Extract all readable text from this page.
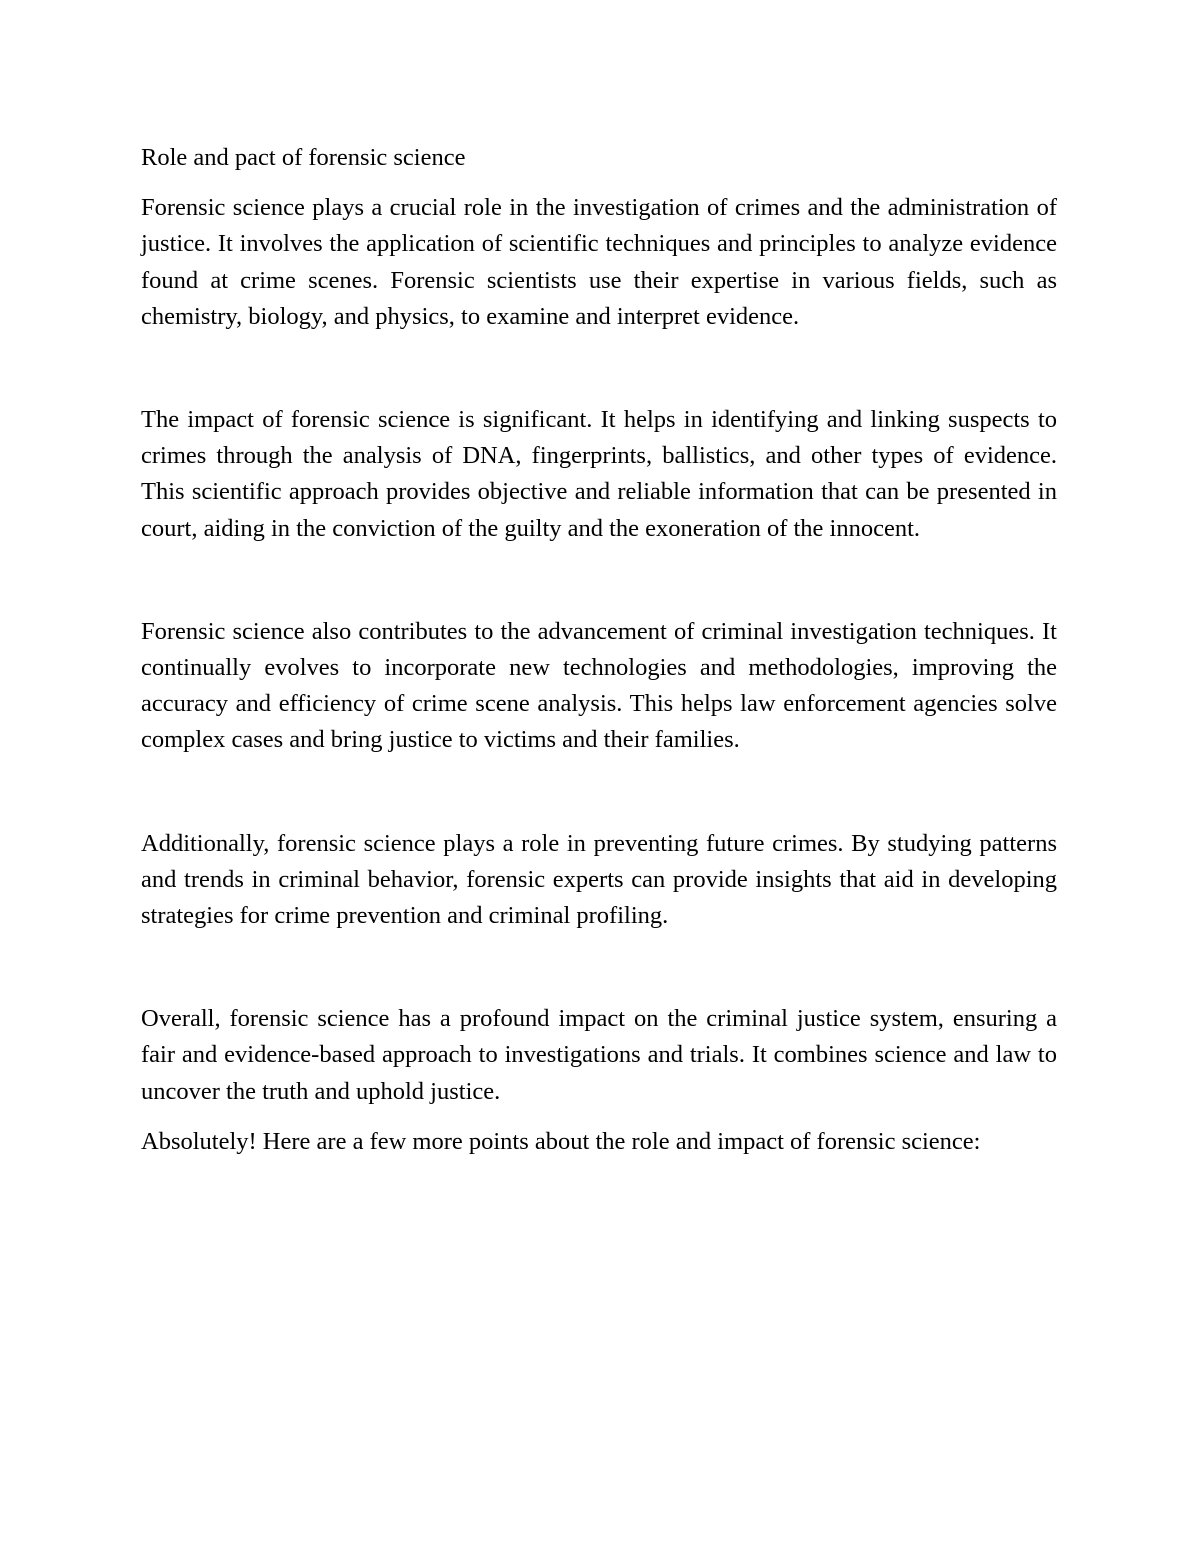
Role and pact of forensic science

Forensic science plays a crucial role in the investigation of crimes and the administration of justice. It involves the application of scientific techniques and principles to analyze evidence found at crime scenes. Forensic scientists use their expertise in various fields, such as chemistry, biology, and physics, to examine and interpret evidence.

The impact of forensic science is significant. It helps in identifying and linking suspects to crimes through the analysis of DNA, fingerprints, ballistics, and other types of evidence. This scientific approach provides objective and reliable information that can be presented in court, aiding in the conviction of the guilty and the exoneration of the innocent.

Forensic science also contributes to the advancement of criminal investigation techniques. It continually evolves to incorporate new technologies and methodologies, improving the accuracy and efficiency of crime scene analysis. This helps law enforcement agencies solve complex cases and bring justice to victims and their families.

Additionally, forensic science plays a role in preventing future crimes. By studying patterns and trends in criminal behavior, forensic experts can provide insights that aid in developing strategies for crime prevention and criminal profiling.

Overall, forensic science has a profound impact on the criminal justice system, ensuring a fair and evidence-based approach to investigations and trials. It combines science and law to uncover the truth and uphold justice.

Absolutely! Here are a few more points about the role and impact of forensic science:
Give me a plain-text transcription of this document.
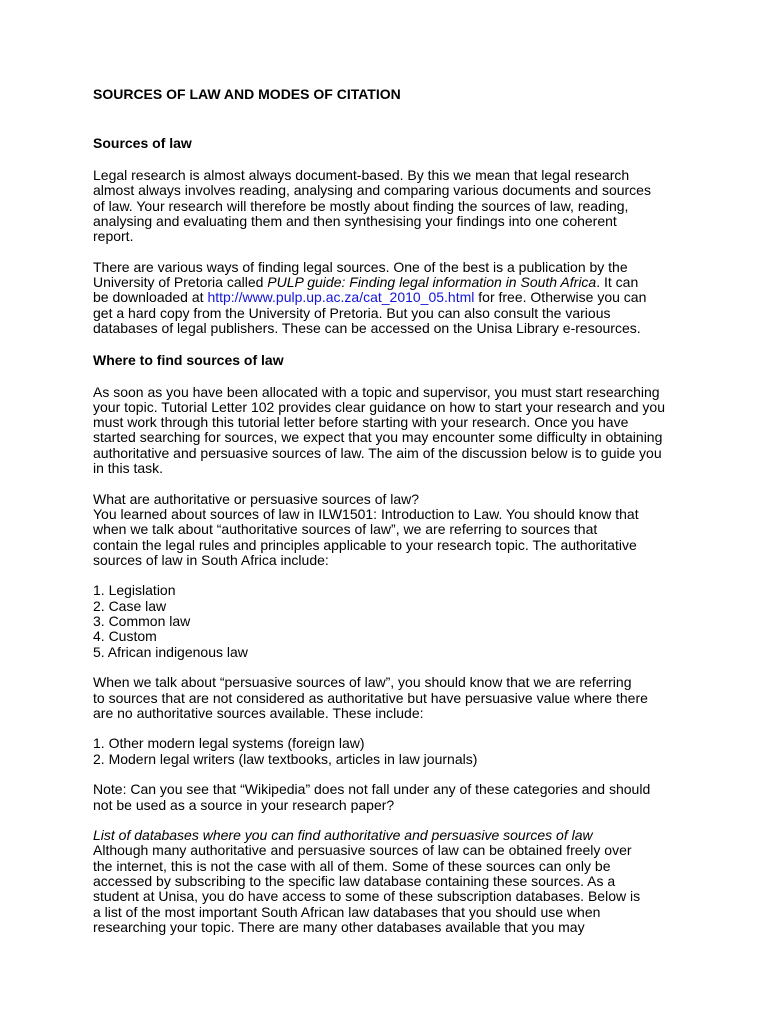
SOURCES OF LAW AND MODES OF CITATION
Sources of law

Legal research is almost always document-based. By this we mean that legal research
almost always involves reading, analysing and comparing various documents and sources
of law. Your research will therefore be mostly about finding the sources of law, reading,
analysing and evaluating them and then synthesising your findings into one coherent
report.

There are various ways of finding legal sources. One of the best is a publication by the
University of Pretoria called PULP guide: Finding legal information in South Africa. It can
be downloaded at http://www.pulp.up.ac.za/cat_2010_05.html for free. Otherwise you can
get a hard copy from the University of Pretoria. But you can also consult the various
databases of legal publishers. These can be accessed on the Unisa Library e-resources.

Where to find sources of law

As soon as you have been allocated with a topic and supervisor, you must start researching
your topic. Tutorial Letter 102 provides clear guidance on how to start your research and you
must work through this tutorial letter before starting with your research. Once you have
started searching for sources, we expect that you may encounter some difficulty in obtaining
authoritative and persuasive sources of law. The aim of the discussion below is to guide you
in this task.

What are authoritative or persuasive sources of law?
You learned about sources of law in ILW1501: Introduction to Law. You should know that
when we talk about “authoritative sources of law”, we are referring to sources that
contain the legal rules and principles applicable to your research topic. The authoritative
sources of law in South Africa include:

1. Legislation
2. Case law
3. Common law
4. Custom
5. African indigenous law

When we talk about “persuasive sources of law”, you should know that we are referring
to sources that are not considered as authoritative but have persuasive value where there
are no authoritative sources available. These include:

1. Other modern legal systems (foreign law)
2. Modern legal writers (law textbooks, articles in law journals)

Note: Can you see that “Wikipedia” does not fall under any of these categories and should
not be used as a source in your research paper?

List of databases where you can find authoritative and persuasive sources of law
Although many authoritative and persuasive sources of law can be obtained freely over
the internet, this is not the case with all of them. Some of these sources can only be
accessed by subscribing to the specific law database containing these sources. As a
student at Unisa, you do have access to some of these subscription databases. Below is
a list of the most important South African law databases that you should use when
researching your topic. There are many other databases available that you may
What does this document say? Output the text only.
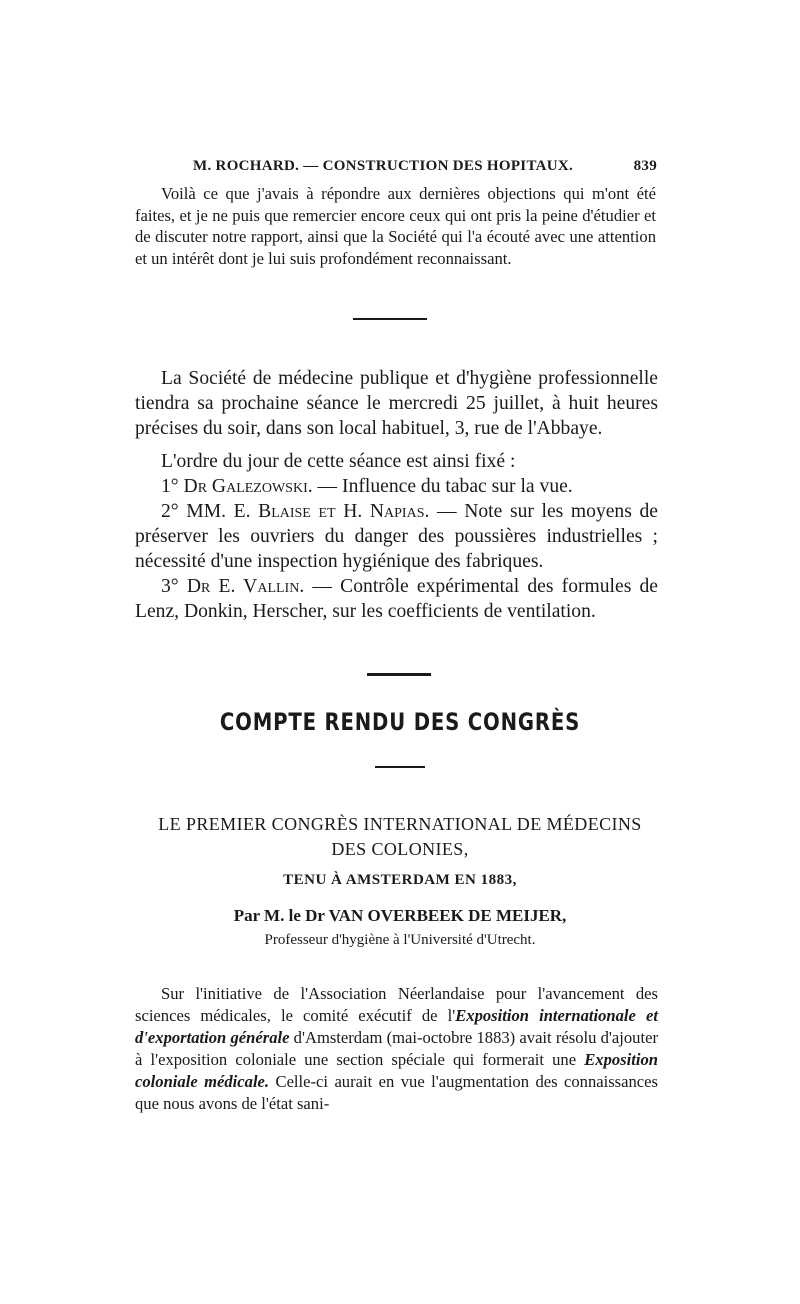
M. ROCHARD. — CONSTRUCTION DES HOPITAUX.	839

Voilà ce que j'avais à répondre aux dernières objections qui m'ont été faites, et je ne puis que remercier encore ceux qui ont pris la peine d'étudier et de discuter notre rapport, ainsi que la Société qui l'a écouté avec une attention et un intérêt dont je lui suis profondément reconnaissant.

La Société de médecine publique et d'hygiène professionnelle tiendra sa prochaine séance le mercredi 25 juillet, à huit heures précises du soir, dans son local habituel, 3, rue de l'Abbaye.

L'ordre du jour de cette séance est ainsi fixé :

1° Dr Galezowski. — Influence du tabac sur la vue.

2° MM. E. Blaise et H. Napias. — Note sur les moyens de préserver les ouvriers du danger des poussières industrielles ; nécessité d'une inspection hygiénique des fabriques.

3° Dr E. Vallin. — Contrôle expérimental des formules de Lenz, Donkin, Herscher, sur les coefficients de ventilation.

COMPTE RENDU DES CONGRÈS
LE PREMIER CONGRÈS INTERNATIONAL DE MÉDECINS
DES COLONIES,
TENU À AMSTERDAM EN 1883,
Par M. le Dr VAN OVERBEEK DE MEIJER,
Professeur d'hygiène à l'Université d'Utrecht.

Sur l'initiative de l'Association Néerlandaise pour l'avancement des sciences médicales, le comité exécutif de l'Exposition internationale et d'exportation générale d'Amsterdam (mai-octobre 1883) avait résolu d'ajouter à l'exposition coloniale une section spéciale qui formerait une Exposition coloniale médicale. Celle-ci aurait en vue l'augmentation des connaissances que nous avons de l'état sani-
--------------------------------
#### Stated exercise
Pull out all lines containing the word "persuasive" from the entries above.

#### Solved exercise
authoritative and persuasive sources of law. The aim of the discussion below is to guide you
What are authoritative or persuasive sources of law?
When we talk about “persuasive sources of law”, you should know that we are referring
to sources that are not considered as authoritative but have persuasive value where there
List of databases where you can find authoritative and persuasive sources of law
Although many authoritative and persuasive sources of law can be obtained freely over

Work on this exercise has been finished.